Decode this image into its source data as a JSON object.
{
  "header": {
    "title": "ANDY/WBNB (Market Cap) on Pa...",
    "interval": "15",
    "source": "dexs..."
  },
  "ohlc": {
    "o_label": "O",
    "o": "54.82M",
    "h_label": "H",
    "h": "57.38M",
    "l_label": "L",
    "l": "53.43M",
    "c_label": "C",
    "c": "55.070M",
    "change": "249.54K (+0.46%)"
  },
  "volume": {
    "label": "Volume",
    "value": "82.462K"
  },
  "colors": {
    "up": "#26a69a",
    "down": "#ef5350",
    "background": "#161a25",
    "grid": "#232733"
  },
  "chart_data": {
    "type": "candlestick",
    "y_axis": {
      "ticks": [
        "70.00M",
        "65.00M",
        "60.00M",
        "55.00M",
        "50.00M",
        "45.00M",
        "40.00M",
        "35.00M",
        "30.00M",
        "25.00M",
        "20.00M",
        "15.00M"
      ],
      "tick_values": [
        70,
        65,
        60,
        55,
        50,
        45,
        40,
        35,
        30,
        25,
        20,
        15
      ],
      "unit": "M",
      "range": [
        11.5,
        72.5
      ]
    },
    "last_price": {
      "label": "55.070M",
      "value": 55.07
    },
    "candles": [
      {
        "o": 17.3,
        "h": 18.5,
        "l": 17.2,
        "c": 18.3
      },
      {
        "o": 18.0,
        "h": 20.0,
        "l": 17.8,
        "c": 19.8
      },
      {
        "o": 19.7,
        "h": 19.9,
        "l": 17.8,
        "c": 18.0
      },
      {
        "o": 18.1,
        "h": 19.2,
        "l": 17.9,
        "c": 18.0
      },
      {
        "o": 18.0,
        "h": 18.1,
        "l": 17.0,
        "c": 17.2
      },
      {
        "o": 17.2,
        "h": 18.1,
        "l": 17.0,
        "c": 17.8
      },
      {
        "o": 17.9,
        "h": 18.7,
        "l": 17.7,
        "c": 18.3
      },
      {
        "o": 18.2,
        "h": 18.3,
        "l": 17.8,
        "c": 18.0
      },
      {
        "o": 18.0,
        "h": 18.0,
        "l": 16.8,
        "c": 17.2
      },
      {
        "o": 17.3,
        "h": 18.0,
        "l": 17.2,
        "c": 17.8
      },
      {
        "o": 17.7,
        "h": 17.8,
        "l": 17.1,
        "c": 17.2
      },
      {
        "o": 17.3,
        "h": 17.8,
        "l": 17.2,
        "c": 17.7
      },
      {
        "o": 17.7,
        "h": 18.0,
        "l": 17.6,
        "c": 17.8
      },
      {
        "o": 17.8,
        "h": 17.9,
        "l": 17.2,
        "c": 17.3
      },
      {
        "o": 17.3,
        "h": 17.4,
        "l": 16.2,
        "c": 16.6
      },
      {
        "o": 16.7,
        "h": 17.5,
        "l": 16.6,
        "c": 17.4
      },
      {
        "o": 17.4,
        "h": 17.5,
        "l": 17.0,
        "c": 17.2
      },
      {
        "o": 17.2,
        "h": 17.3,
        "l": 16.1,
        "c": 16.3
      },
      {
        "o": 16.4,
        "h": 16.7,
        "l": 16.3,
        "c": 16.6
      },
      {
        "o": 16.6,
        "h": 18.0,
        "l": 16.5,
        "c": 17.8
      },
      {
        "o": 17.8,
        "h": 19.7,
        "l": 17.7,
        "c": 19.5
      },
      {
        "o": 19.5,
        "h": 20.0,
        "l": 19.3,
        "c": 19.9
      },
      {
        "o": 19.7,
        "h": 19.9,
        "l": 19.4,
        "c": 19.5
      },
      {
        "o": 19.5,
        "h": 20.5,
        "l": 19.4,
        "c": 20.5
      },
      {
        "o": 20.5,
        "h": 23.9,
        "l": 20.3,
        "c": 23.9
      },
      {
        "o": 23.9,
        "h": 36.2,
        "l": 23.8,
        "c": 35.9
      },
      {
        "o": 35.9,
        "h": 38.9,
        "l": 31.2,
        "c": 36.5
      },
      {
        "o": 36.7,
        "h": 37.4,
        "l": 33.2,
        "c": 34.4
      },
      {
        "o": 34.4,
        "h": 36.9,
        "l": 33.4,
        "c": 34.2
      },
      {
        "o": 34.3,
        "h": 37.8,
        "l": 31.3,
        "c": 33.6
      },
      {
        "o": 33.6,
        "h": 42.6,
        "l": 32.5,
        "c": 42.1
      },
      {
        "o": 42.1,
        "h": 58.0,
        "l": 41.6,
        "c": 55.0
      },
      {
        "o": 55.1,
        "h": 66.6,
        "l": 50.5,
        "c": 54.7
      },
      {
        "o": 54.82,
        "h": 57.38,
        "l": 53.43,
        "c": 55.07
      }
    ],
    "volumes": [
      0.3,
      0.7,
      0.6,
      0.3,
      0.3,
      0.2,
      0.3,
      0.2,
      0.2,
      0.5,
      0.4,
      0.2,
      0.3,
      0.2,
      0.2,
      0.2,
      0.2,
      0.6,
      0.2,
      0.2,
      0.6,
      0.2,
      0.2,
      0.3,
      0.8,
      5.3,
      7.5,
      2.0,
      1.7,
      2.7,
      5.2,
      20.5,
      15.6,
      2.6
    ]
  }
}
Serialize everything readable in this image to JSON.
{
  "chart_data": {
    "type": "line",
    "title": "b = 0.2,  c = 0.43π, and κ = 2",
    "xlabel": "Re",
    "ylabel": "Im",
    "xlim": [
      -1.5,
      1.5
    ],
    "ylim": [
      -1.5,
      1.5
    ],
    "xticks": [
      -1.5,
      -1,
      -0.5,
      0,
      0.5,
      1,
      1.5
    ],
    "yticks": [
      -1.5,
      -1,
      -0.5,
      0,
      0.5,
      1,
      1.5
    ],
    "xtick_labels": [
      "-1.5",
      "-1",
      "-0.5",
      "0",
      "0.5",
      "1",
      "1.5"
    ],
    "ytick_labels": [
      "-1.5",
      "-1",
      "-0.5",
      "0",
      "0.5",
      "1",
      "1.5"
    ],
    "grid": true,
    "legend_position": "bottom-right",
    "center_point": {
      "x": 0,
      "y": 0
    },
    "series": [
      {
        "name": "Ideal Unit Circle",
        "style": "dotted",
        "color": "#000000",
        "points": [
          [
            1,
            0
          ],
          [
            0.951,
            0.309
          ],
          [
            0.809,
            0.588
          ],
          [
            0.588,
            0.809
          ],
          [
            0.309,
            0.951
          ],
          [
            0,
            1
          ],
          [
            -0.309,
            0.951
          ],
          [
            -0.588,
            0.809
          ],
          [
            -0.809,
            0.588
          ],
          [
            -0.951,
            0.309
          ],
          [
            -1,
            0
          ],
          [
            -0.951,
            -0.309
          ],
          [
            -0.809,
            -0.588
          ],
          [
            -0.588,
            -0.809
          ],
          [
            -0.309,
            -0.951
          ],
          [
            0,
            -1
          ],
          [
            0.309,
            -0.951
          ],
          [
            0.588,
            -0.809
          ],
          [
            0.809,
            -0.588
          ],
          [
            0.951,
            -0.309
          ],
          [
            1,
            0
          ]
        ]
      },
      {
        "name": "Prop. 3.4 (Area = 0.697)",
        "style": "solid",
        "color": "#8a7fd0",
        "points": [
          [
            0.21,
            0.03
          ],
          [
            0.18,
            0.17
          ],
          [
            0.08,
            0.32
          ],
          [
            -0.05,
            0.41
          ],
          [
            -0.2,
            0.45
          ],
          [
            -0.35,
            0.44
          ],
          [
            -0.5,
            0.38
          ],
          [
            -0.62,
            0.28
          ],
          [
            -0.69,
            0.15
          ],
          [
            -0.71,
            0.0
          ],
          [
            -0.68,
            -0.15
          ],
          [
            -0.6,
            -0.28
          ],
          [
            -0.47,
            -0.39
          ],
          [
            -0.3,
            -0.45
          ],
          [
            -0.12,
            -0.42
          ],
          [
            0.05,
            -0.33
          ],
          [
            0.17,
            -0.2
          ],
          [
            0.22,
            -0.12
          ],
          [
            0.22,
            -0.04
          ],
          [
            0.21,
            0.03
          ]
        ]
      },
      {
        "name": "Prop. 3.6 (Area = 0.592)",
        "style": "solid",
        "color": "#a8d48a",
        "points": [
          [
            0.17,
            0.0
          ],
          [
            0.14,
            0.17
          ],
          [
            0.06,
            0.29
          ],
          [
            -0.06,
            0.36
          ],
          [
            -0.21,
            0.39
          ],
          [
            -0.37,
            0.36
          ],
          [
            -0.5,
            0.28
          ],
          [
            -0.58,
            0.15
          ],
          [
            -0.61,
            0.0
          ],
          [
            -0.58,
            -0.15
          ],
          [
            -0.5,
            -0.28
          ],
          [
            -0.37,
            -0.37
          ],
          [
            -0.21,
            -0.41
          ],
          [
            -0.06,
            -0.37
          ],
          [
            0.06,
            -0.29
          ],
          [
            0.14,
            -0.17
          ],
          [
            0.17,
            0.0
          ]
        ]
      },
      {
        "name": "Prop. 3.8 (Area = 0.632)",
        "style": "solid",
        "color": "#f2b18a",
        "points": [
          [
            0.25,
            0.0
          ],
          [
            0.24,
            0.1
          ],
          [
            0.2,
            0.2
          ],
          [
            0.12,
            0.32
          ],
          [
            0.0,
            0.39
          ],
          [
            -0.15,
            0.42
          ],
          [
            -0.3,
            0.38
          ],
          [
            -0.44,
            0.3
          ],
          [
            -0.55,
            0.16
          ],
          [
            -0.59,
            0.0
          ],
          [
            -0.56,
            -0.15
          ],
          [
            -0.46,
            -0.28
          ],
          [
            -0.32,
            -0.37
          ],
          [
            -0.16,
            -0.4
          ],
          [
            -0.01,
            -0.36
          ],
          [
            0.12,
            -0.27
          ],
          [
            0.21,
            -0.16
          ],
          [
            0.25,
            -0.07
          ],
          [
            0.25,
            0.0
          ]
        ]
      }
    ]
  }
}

· · ·

» YOUR OBJECTIVE
Locate the word "Area" in the data above. Copy every line carrying it.

» COMPLETE OUTPUT
        "name": "Prop. 3.4 (Area = 0.697)",
        "name": "Prop. 3.6 (Area = 0.592)",
        "name": "Prop. 3.8 (Area = 0.632)",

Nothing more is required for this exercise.